▶ REQUIRED WORK:
Please write out the material below exactly as given.

— start of ENTRIES —

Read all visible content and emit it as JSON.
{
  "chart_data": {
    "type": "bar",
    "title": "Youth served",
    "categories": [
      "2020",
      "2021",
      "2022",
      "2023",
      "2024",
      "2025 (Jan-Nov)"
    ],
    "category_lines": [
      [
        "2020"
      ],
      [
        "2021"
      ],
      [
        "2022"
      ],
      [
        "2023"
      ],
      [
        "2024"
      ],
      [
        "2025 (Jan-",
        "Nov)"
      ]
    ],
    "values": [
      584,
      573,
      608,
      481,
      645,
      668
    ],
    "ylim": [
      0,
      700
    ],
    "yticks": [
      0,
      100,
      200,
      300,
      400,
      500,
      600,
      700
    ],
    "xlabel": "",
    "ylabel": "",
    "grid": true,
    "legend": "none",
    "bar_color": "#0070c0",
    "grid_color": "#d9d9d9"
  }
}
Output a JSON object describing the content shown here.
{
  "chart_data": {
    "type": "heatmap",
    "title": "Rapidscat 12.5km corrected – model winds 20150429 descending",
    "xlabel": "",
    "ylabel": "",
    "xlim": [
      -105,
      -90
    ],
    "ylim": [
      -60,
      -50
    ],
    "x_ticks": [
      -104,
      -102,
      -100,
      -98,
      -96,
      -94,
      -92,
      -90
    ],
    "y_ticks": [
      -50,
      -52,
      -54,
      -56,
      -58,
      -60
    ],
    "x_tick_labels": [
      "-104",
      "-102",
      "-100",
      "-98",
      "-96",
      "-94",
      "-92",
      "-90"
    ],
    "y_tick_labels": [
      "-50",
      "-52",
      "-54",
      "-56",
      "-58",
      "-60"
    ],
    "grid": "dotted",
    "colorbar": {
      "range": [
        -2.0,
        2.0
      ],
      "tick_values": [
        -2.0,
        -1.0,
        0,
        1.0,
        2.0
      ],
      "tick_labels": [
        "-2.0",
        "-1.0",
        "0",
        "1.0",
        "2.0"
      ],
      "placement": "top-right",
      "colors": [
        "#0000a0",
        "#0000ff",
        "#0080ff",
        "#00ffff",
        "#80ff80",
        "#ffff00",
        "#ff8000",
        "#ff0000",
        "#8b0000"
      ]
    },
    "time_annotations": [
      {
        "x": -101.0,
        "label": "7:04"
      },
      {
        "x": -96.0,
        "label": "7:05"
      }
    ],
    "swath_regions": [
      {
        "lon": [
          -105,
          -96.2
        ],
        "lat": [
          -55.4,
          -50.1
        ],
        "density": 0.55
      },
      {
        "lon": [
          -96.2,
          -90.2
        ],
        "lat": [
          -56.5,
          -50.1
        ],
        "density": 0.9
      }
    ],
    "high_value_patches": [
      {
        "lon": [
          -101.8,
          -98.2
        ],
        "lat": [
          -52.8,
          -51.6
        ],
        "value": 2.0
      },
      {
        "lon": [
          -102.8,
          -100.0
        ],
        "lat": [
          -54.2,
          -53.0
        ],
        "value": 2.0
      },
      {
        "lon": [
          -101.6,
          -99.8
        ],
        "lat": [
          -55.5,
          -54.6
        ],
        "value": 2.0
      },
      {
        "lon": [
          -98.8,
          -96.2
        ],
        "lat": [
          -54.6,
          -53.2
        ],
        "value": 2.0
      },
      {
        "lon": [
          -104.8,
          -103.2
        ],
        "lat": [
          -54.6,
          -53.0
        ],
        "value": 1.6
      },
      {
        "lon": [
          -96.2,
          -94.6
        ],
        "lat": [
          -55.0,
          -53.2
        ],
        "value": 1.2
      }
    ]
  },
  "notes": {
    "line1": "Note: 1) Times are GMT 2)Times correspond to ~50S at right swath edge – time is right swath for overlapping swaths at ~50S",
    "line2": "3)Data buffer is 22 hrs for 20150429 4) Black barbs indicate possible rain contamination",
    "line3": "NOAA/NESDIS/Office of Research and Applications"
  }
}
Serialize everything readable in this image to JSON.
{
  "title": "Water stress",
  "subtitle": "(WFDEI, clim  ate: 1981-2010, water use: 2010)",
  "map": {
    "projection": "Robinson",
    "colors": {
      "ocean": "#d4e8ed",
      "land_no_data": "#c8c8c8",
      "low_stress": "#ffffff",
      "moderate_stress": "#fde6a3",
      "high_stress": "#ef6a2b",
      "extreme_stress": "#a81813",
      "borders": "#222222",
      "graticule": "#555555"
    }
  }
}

— end of ENTRIES —

▶ ANSWER TO THE PROBLEM:
Read all visible content and emit it as JSON.
{
  "chart_data": {
    "type": "bar",
    "title": "Youth served",
    "categories": [
      "2020",
      "2021",
      "2022",
      "2023",
      "2024",
      "2025 (Jan-Nov)"
    ],
    "category_lines": [
      [
        "2020"
      ],
      [
        "2021"
      ],
      [
        "2022"
      ],
      [
        "2023"
      ],
      [
        "2024"
      ],
      [
        "2025 (Jan-",
        "Nov)"
      ]
    ],
    "values": [
      584,
      573,
      608,
      481,
      645,
      668
    ],
    "ylim": [
      0,
      700
    ],
    "yticks": [
      0,
      100,
      200,
      300,
      400,
      500,
      600,
      700
    ],
    "xlabel": "",
    "ylabel": "",
    "grid": true,
    "legend": "none",
    "bar_color": "#0070c0",
    "grid_color": "#d9d9d9"
  }
}
Output a JSON object describing the content shown here.
{
  "chart_data": {
    "type": "heatmap",
    "title": "Rapidscat 12.5km corrected – model winds 20150429 descending",
    "xlabel": "",
    "ylabel": "",
    "xlim": [
      -105,
      -90
    ],
    "ylim": [
      -60,
      -50
    ],
    "x_ticks": [
      -104,
      -102,
      -100,
      -98,
      -96,
      -94,
      -92,
      -90
    ],
    "y_ticks": [
      -50,
      -52,
      -54,
      -56,
      -58,
      -60
    ],
    "x_tick_labels": [
      "-104",
      "-102",
      "-100",
      "-98",
      "-96",
      "-94",
      "-92",
      "-90"
    ],
    "y_tick_labels": [
      "-50",
      "-52",
      "-54",
      "-56",
      "-58",
      "-60"
    ],
    "grid": "dotted",
    "colorbar": {
      "range": [
        -2.0,
        2.0
      ],
      "tick_values": [
        -2.0,
        -1.0,
        0,
        1.0,
        2.0
      ],
      "tick_labels": [
        "-2.0",
        "-1.0",
        "0",
        "1.0",
        "2.0"
      ],
      "placement": "top-right",
      "colors": [
        "#0000a0",
        "#0000ff",
        "#0080ff",
        "#00ffff",
        "#80ff80",
        "#ffff00",
        "#ff8000",
        "#ff0000",
        "#8b0000"
      ]
    },
    "time_annotations": [
      {
        "x": -101.0,
        "label": "7:04"
      },
      {
        "x": -96.0,
        "label": "7:05"
      }
    ],
    "swath_regions": [
      {
        "lon": [
          -105,
          -96.2
        ],
        "lat": [
          -55.4,
          -50.1
        ],
        "density": 0.55
      },
      {
        "lon": [
          -96.2,
          -90.2
        ],
        "lat": [
          -56.5,
          -50.1
        ],
        "density": 0.9
      }
    ],
    "high_value_patches": [
      {
        "lon": [
          -101.8,
          -98.2
        ],
        "lat": [
          -52.8,
          -51.6
        ],
        "value": 2.0
      },
      {
        "lon": [
          -102.8,
          -100.0
        ],
        "lat": [
          -54.2,
          -53.0
        ],
        "value": 2.0
      },
      {
        "lon": [
          -101.6,
          -99.8
        ],
        "lat": [
          -55.5,
          -54.6
        ],
        "value": 2.0
      },
      {
        "lon": [
          -98.8,
          -96.2
        ],
        "lat": [
          -54.6,
          -53.2
        ],
        "value": 2.0
      },
      {
        "lon": [
          -104.8,
          -103.2
        ],
        "lat": [
          -54.6,
          -53.0
        ],
        "value": 1.6
      },
      {
        "lon": [
          -96.2,
          -94.6
        ],
        "lat": [
          -55.0,
          -53.2
        ],
        "value": 1.2
      }
    ]
  },
  "notes": {
    "line1": "Note: 1) Times are GMT 2)Times correspond to ~50S at right swath edge – time is right swath for overlapping swaths at ~50S",
    "line2": "3)Data buffer is 22 hrs for 20150429 4) Black barbs indicate possible rain contamination",
    "line3": "NOAA/NESDIS/Office of Research and Applications"
  }
}
Serialize everything readable in this image to JSON.
{
  "title": "Water stress",
  "subtitle": "(WFDEI, clim  ate: 1981-2010, water use: 2010)",
  "map": {
    "projection": "Robinson",
    "colors": {
      "ocean": "#d4e8ed",
      "land_no_data": "#c8c8c8",
      "low_stress": "#ffffff",
      "moderate_stress": "#fde6a3",
      "high_stress": "#ef6a2b",
      "extreme_stress": "#a81813",
      "borders": "#222222",
      "graticule": "#555555"
    }
  }
}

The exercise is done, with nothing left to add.